Exercise requirements - Retype the whole listing, please, keeping every line exact and dropping the pictures.

Task material -
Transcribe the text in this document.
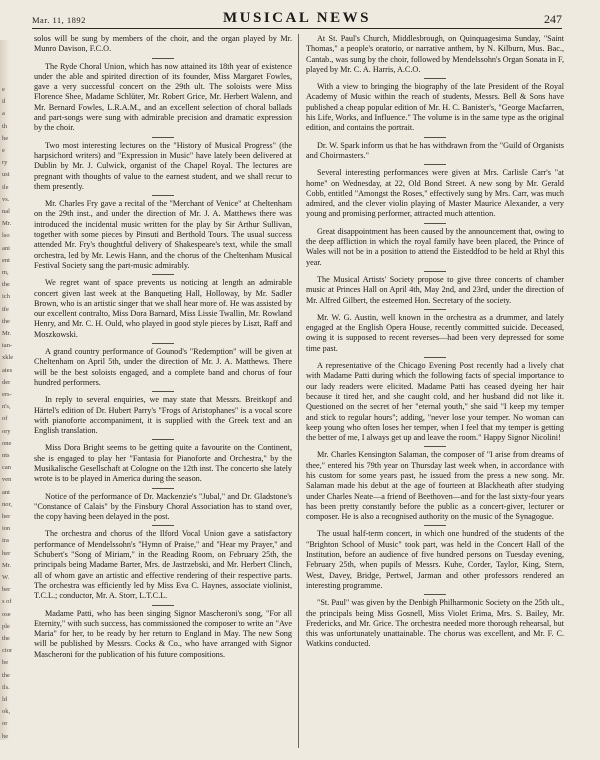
e
il
a
th
he
e
ry
ust
ile
vs.
nal
Mr.
lso
ani
ent
m,
the
ich
ife
the
Mr.
tan-
xkle
ates
der
ers-
n's,
of
ory
one
nts
can
ven
ant
nor,
her
ion
ira
her
Mr.
W.
ber
s of
ose
ple
the
ctor
be
the
ils.
ld
ok,
or
he
Mar. 11, 1892	MUSICAL NEWS	247

solos will be sung by members of the choir, and the organ played by Mr. Munro Davison, F.C.O.

The Ryde Choral Union, which has now attained its 18th year of existence under the able and spirited direction of its founder, Miss Margaret Fowles, gave a very successful concert on the 29th ult. The soloists were Miss Florence Shee, Madame Schlüter, Mr. Robert Grice, Mr. Herbert Walenn, and Mr. Bernard Fowles, L.R.A.M., and an excellent selection of choral ballads and part-songs were sung with admirable precision and dramatic expression by the choir.

Two most interesting lectures on the "History of Musical Progress" (the harpsichord writers) and "Expression in Music" have lately been delivered at Dublin by Mr. J. Culwick, organist of the Chapel Royal. The lectures are pregnant with thoughts of value to the earnest student, and we shall recur to them presently.

Mr. Charles Fry gave a recital of the "Merchant of Venice" at Cheltenham on the 29th inst., and under the direction of Mr. J. A. Matthews there was introduced the incidental music written for the play by Sir Arthur Sullivan, together with some pieces by Pinsuti and Berthold Tours. The usual success attended Mr. Fry's thoughtful delivery of Shakespeare's text, while the small orchestra, led by Mr. Lewis Hann, and the chorus of the Cheltenham Musical Festival Society sang the part-music admirably.

We regret want of space prevents us noticing at length an admirable concert given last week at the Banqueting Hall, Holloway, by Mr. Sadler Brown, who is an artistic singer that we shall hear more of. He was assisted by our excellent contralto, Miss Dora Barnard, Miss Lissie Twallin, Mr. Rowland Henry, and Mr. C. H. Ould, who played in good style pieces by Liszt, Raff and Moszkowski.

A grand country performance of Gounod's "Redemption" will be given at Cheltenham on April 5th, under the direction of Mr. J. A. Matthews. There will be the best soloists engaged, and a complete band and chorus of four hundred performers.

In reply to several enquiries, we may state that Messrs. Breitkopf and Härtel's edition of Dr. Hubert Parry's "Frogs of Aristophanes" is a vocal score with pianoforte accompaniment, it is supplied with the Greek text and an English translation.

Miss Dora Bright seems to be getting quite a favourite on the Continent, she is engaged to play her "Fantasia for Pianoforte and Orchestra," by the Musikalische Gesellschaft at Cologne on the 12th inst. The concerto she lately wrote is to be played in America during the season.

Notice of the performance of Dr. Mackenzie's "Jubal," and Dr. Gladstone's "Constance of Calais" by the Finsbury Choral Association has to stand over, the copy having been delayed in the post.

The orchestra and chorus of the Ilford Vocal Union gave a satisfactory performance of Mendelssohn's "Hymn of Praise," and "Hear my Prayer," and Schubert's "Song of Miriam," in the Reading Room, on February 25th, the principals being Madame Barter, Mrs. de Jastrzebski, and Mr. Herbert Clinch, all of whom gave an artistic and effective rendering of their respective parts. The orchestra was efficiently led by Miss Eva C. Haynes, associate violinist, T.C.L.; conductor, Mr. A. Storr, L.T.C.L.

Madame Patti, who has been singing Signor Mascheroni's song, "For all Eternity," with such success, has commissioned the composer to write an "Ave Maria" for her, to be ready by her return to England in May. The new Song will be published by Messrs. Cocks & Co., who have arranged with Signor Mascheroni for the publication of his future compositions.

At St. Paul's Church, Middlesbrough, on Quinquagesima Sunday, "Saint Thomas," a people's oratorio, or narrative anthem, by N. Kilburn, Mus. Bac., Cantab., was sung by the choir, followed by Mendelssohn's Organ Sonata in F, played by Mr. C. A. Harris, A.C.O.

With a view to bringing the biography of the late President of the Royal Academy of Music within the reach of students, Messrs. Bell & Sons have published a cheap popular edition of Mr. H. C. Banister's, "George Macfarren, his Life, Works, and Influence." The volume is in the same type as the original edition, and contains the portrait.

Dr. W. Spark inform us that he has withdrawn from the "Guild of Organists and Choirmasters."

Several interesting performances were given at Mrs. Carlisle Carr's "at home" on Wednesday, at 22, Old Bond Street. A new song by Mr. Gerald Cobb, entitled "Amongst the Roses," effectively sung by Mrs. Carr, was much admired, and the clever violin playing of Master Maurice Alexander, a very young and promising performer, attracted much attention.

Great disappointment has been caused by the announcement that, owing to the deep affliction in which the royal family have been placed, the Prince of Wales will not be in a position to attend the Eisteddfod to be held at Rhyl this year.

The Musical Artists' Society propose to give three concerts of chamber music at Princes Hall on April 4th, May 2nd, and 23rd, under the direction of Mr. Alfred Gilbert, the esteemed Hon. Secretary of the society.

Mr. W. G. Austin, well known in the orchestra as a drummer, and lately engaged at the English Opera House, recently committed suicide. Deceased, owing it is supposed to recent reverses—had been very depressed for some time past.

A representative of the Chicago Evening Post recently had a lively chat with Madame Patti during which the following facts of special importance to our lady readers were elicited. Madame Patti has ceased dyeing her hair because it tired her, and she caught cold, and her husband did not like it. Questioned on the secret of her "eternal youth," she said "I keep my temper and stick to regular hours"; adding, "never lose your temper. No woman can keep young who often loses her temper, when I feel that my temper is getting the better of me, I always get up and leave the room." Happy Signor Nicolini!

Mr. Charles Kensington Salaman, the composer of "I arise from dreams of thee," entered his 79th year on Thursday last week when, in accordance with his custom for some years past, he issued from the press a new song. Mr. Salaman made his debut at the age of fourteen at Blackheath after studying under Charles Neate—a friend of Beethoven—and for the last sixty-four years has been pretty constantly before the public as a concert-giver, lecturer or composer. He is also a recognised authority on the music of the Synagogue.

The usual half-term concert, in which one hundred of the students of the "Brighton School of Music" took part, was held in the Concert Hall of the Institution, before an audience of five hundred persons on Tuesday evening, February 25th, when pupils of Messrs. Kuhe, Corder, Taylor, King, Stern, West, Davey, Bridge, Pertwel, Jarman and other professors rendered an interesting programme.

"St. Paul" was given by the Denbigh Philharmonic Society on the 25th ult., the principals being Miss Gosnell, Miss Violet Erima, Mrs. S. Bailey, Mr. Fredericks, and Mr. Grice. The orchestra needed more thorough rehearsal, but this was unfortunately unattainable. The chorus was excellent, and Mr. F. C. Watkins conducted.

Solution for this problem -
Transcribe the text in this document.
e
il
a
th
he
e
ry
ust
ile
vs.
nal
Mr.
lso
ani
ent
m,
the
ich
ife
the
Mr.
tan-
xkle
ates
der
ers-
n's,
of
ory
one
nts
can
ven
ant
nor,
her
ion
ira
her
Mr.
W.
ber
s of
ose
ple
the
ctor
be
the
ils.
ld
ok,
or
he
Mar. 11, 1892	MUSICAL NEWS	247

solos will be sung by members of the choir, and the organ played by Mr. Munro Davison, F.C.O.

The Ryde Choral Union, which has now attained its 18th year of existence under the able and spirited direction of its founder, Miss Margaret Fowles, gave a very successful concert on the 29th ult. The soloists were Miss Florence Shee, Madame Schlüter, Mr. Robert Grice, Mr. Herbert Walenn, and Mr. Bernard Fowles, L.R.A.M., and an excellent selection of choral ballads and part-songs were sung with admirable precision and dramatic expression by the choir.

Two most interesting lectures on the "History of Musical Progress" (the harpsichord writers) and "Expression in Music" have lately been delivered at Dublin by Mr. J. Culwick, organist of the Chapel Royal. The lectures are pregnant with thoughts of value to the earnest student, and we shall recur to them presently.

Mr. Charles Fry gave a recital of the "Merchant of Venice" at Cheltenham on the 29th inst., and under the direction of Mr. J. A. Matthews there was introduced the incidental music written for the play by Sir Arthur Sullivan, together with some pieces by Pinsuti and Berthold Tours. The usual success attended Mr. Fry's thoughtful delivery of Shakespeare's text, while the small orchestra, led by Mr. Lewis Hann, and the chorus of the Cheltenham Musical Festival Society sang the part-music admirably.

We regret want of space prevents us noticing at length an admirable concert given last week at the Banqueting Hall, Holloway, by Mr. Sadler Brown, who is an artistic singer that we shall hear more of. He was assisted by our excellent contralto, Miss Dora Barnard, Miss Lissie Twallin, Mr. Rowland Henry, and Mr. C. H. Ould, who played in good style pieces by Liszt, Raff and Moszkowski.

A grand country performance of Gounod's "Redemption" will be given at Cheltenham on April 5th, under the direction of Mr. J. A. Matthews. There will be the best soloists engaged, and a complete band and chorus of four hundred performers.

In reply to several enquiries, we may state that Messrs. Breitkopf and Härtel's edition of Dr. Hubert Parry's "Frogs of Aristophanes" is a vocal score with pianoforte accompaniment, it is supplied with the Greek text and an English translation.

Miss Dora Bright seems to be getting quite a favourite on the Continent, she is engaged to play her "Fantasia for Pianoforte and Orchestra," by the Musikalische Gesellschaft at Cologne on the 12th inst. The concerto she lately wrote is to be played in America during the season.

Notice of the performance of Dr. Mackenzie's "Jubal," and Dr. Gladstone's "Constance of Calais" by the Finsbury Choral Association has to stand over, the copy having been delayed in the post.

The orchestra and chorus of the Ilford Vocal Union gave a satisfactory performance of Mendelssohn's "Hymn of Praise," and "Hear my Prayer," and Schubert's "Song of Miriam," in the Reading Room, on February 25th, the principals being Madame Barter, Mrs. de Jastrzebski, and Mr. Herbert Clinch, all of whom gave an artistic and effective rendering of their respective parts. The orchestra was efficiently led by Miss Eva C. Haynes, associate violinist, T.C.L.; conductor, Mr. A. Storr, L.T.C.L.

Madame Patti, who has been singing Signor Mascheroni's song, "For all Eternity," with such success, has commissioned the composer to write an "Ave Maria" for her, to be ready by her return to England in May. The new Song will be published by Messrs. Cocks & Co., who have arranged with Signor Mascheroni for the publication of his future compositions.

At St. Paul's Church, Middlesbrough, on Quinquagesima Sunday, "Saint Thomas," a people's oratorio, or narrative anthem, by N. Kilburn, Mus. Bac., Cantab., was sung by the choir, followed by Mendelssohn's Organ Sonata in F, played by Mr. C. A. Harris, A.C.O.

With a view to bringing the biography of the late President of the Royal Academy of Music within the reach of students, Messrs. Bell & Sons have published a cheap popular edition of Mr. H. C. Banister's, "George Macfarren, his Life, Works, and Influence." The volume is in the same type as the original edition, and contains the portrait.

Dr. W. Spark inform us that he has withdrawn from the "Guild of Organists and Choirmasters."

Several interesting performances were given at Mrs. Carlisle Carr's "at home" on Wednesday, at 22, Old Bond Street. A new song by Mr. Gerald Cobb, entitled "Amongst the Roses," effectively sung by Mrs. Carr, was much admired, and the clever violin playing of Master Maurice Alexander, a very young and promising performer, attracted much attention.

Great disappointment has been caused by the announcement that, owing to the deep affliction in which the royal family have been placed, the Prince of Wales will not be in a position to attend the Eisteddfod to be held at Rhyl this year.

The Musical Artists' Society propose to give three concerts of chamber music at Princes Hall on April 4th, May 2nd, and 23rd, under the direction of Mr. Alfred Gilbert, the esteemed Hon. Secretary of the society.

Mr. W. G. Austin, well known in the orchestra as a drummer, and lately engaged at the English Opera House, recently committed suicide. Deceased, owing it is supposed to recent reverses—had been very depressed for some time past.

A representative of the Chicago Evening Post recently had a lively chat with Madame Patti during which the following facts of special importance to our lady readers were elicited. Madame Patti has ceased dyeing her hair because it tired her, and she caught cold, and her husband did not like it. Questioned on the secret of her "eternal youth," she said "I keep my temper and stick to regular hours"; adding, "never lose your temper. No woman can keep young who often loses her temper, when I feel that my temper is getting the better of me, I always get up and leave the room." Happy Signor Nicolini!

Mr. Charles Kensington Salaman, the composer of "I arise from dreams of thee," entered his 79th year on Thursday last week when, in accordance with his custom for some years past, he issued from the press a new song. Mr. Salaman made his debut at the age of fourteen at Blackheath after studying under Charles Neate—a friend of Beethoven—and for the last sixty-four years has been pretty constantly before the public as a concert-giver, lecturer or composer. He is also a recognised authority on the music of the Synagogue.

The usual half-term concert, in which one hundred of the students of the "Brighton School of Music" took part, was held in the Concert Hall of the Institution, before an audience of five hundred persons on Tuesday evening, February 25th, when pupils of Messrs. Kuhe, Corder, Taylor, King, Stern, West, Davey, Bridge, Pertwel, Jarman and other professors rendered an interesting programme.

"St. Paul" was given by the Denbigh Philharmonic Society on the 25th ult., the principals being Miss Gosnell, Miss Violet Erima, Mrs. S. Bailey, Mr. Fredericks, and Mr. Grice. The orchestra needed more thorough rehearsal, but this was unfortunately unattainable. The chorus was excellent, and Mr. F. C. Watkins conducted.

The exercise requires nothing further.